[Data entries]
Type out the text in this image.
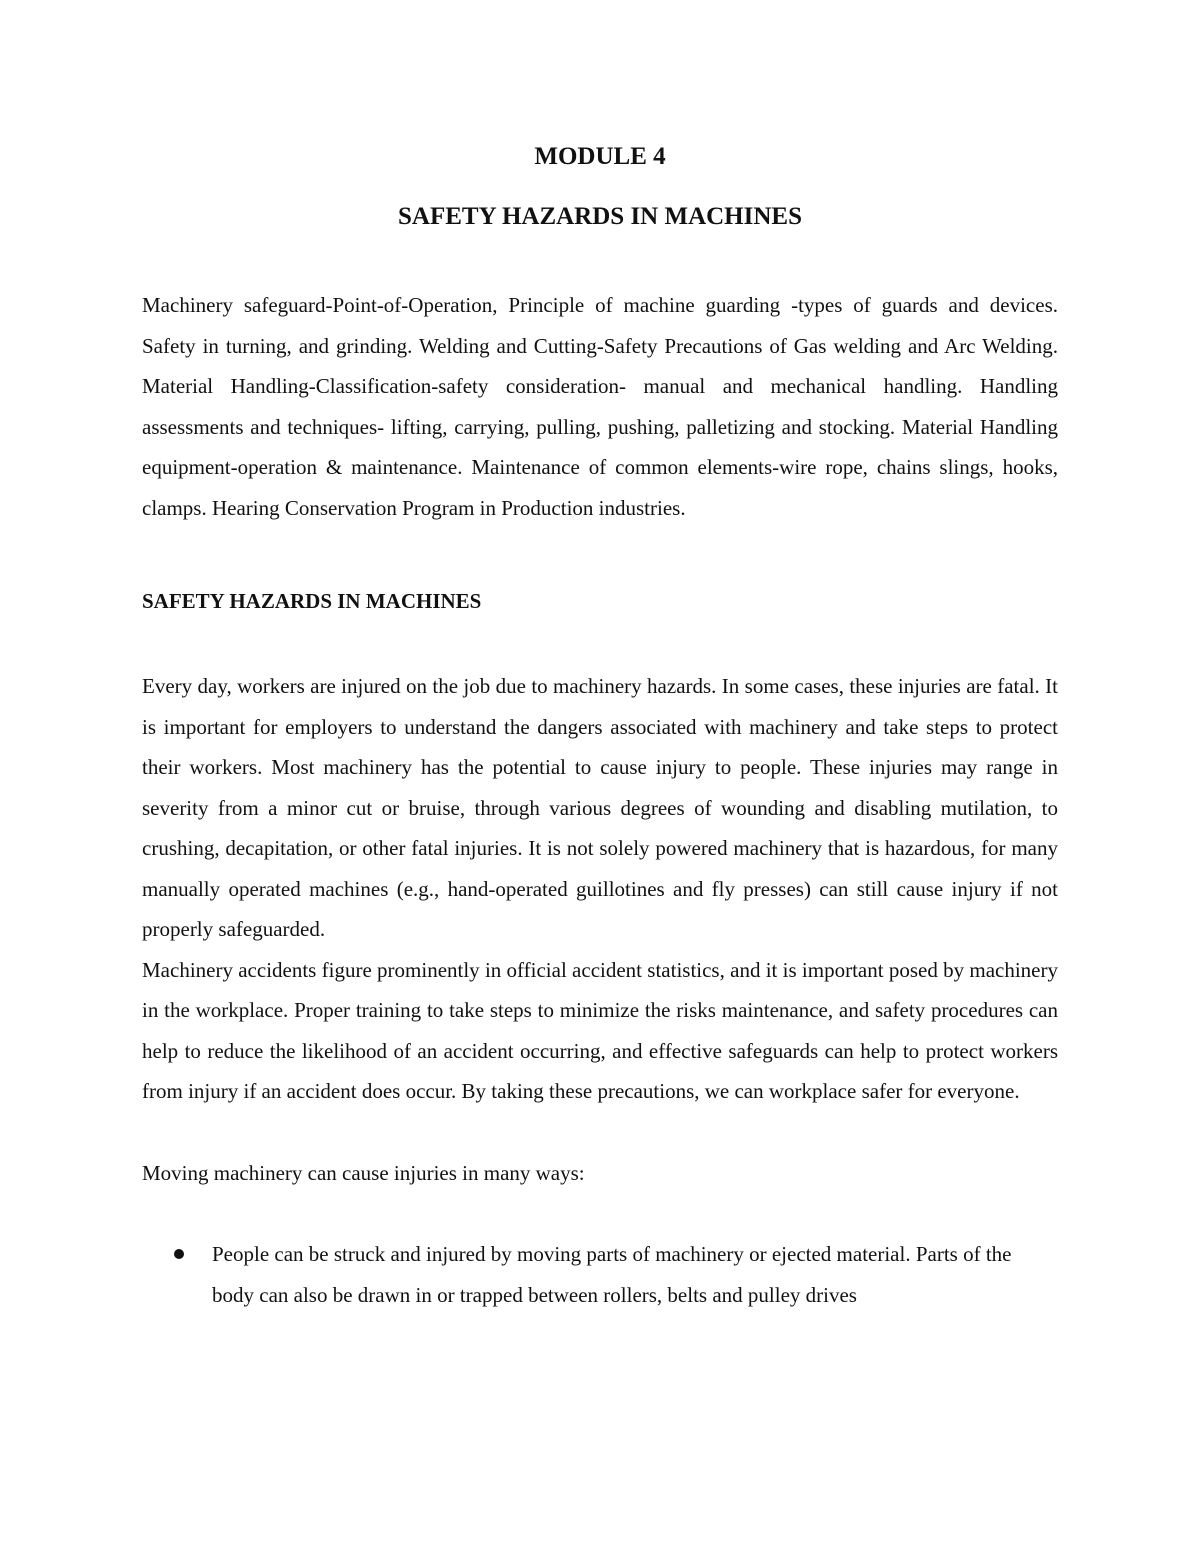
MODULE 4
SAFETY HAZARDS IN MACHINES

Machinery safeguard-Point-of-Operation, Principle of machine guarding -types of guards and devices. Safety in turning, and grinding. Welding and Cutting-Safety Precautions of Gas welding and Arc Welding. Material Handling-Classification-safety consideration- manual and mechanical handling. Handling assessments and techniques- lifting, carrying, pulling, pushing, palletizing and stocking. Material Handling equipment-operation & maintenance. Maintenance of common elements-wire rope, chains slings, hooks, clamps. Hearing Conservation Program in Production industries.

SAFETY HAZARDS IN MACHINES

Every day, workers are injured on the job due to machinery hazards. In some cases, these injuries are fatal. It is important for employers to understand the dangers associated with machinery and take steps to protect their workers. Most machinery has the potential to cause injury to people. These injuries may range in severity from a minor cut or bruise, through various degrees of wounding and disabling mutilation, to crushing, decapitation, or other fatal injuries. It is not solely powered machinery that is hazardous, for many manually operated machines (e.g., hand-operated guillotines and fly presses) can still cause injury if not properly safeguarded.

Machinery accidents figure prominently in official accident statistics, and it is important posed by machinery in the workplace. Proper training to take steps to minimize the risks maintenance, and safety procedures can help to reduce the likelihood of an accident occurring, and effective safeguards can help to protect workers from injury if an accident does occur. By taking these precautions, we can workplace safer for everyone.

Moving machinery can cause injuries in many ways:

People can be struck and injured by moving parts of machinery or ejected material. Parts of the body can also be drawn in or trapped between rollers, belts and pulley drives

*What needs to be done*.
Please write out all the data again word for word, but not the pictures.

*Answer to this task*.
Type out the text in this image.
MODULE 4
SAFETY HAZARDS IN MACHINES

Machinery safeguard-Point-of-Operation, Principle of machine guarding -types of guards and devices. Safety in turning, and grinding. Welding and Cutting-Safety Precautions of Gas welding and Arc Welding. Material Handling-Classification-safety consideration- manual and mechanical handling. Handling assessments and techniques- lifting, carrying, pulling, pushing, palletizing and stocking. Material Handling equipment-operation & maintenance. Maintenance of common elements-wire rope, chains slings, hooks, clamps. Hearing Conservation Program in Production industries.

SAFETY HAZARDS IN MACHINES

Every day, workers are injured on the job due to machinery hazards. In some cases, these injuries are fatal. It is important for employers to understand the dangers associated with machinery and take steps to protect their workers. Most machinery has the potential to cause injury to people. These injuries may range in severity from a minor cut or bruise, through various degrees of wounding and disabling mutilation, to crushing, decapitation, or other fatal injuries. It is not solely powered machinery that is hazardous, for many manually operated machines (e.g., hand-operated guillotines and fly presses) can still cause injury if not properly safeguarded.

Machinery accidents figure prominently in official accident statistics, and it is important posed by machinery in the workplace. Proper training to take steps to minimize the risks maintenance, and safety procedures can help to reduce the likelihood of an accident occurring, and effective safeguards can help to protect workers from injury if an accident does occur. By taking these precautions, we can workplace safer for everyone.

Moving machinery can cause injuries in many ways:

People can be struck and injured by moving parts of machinery or ejected material. Parts of the body can also be drawn in or trapped between rollers, belts and pulley drives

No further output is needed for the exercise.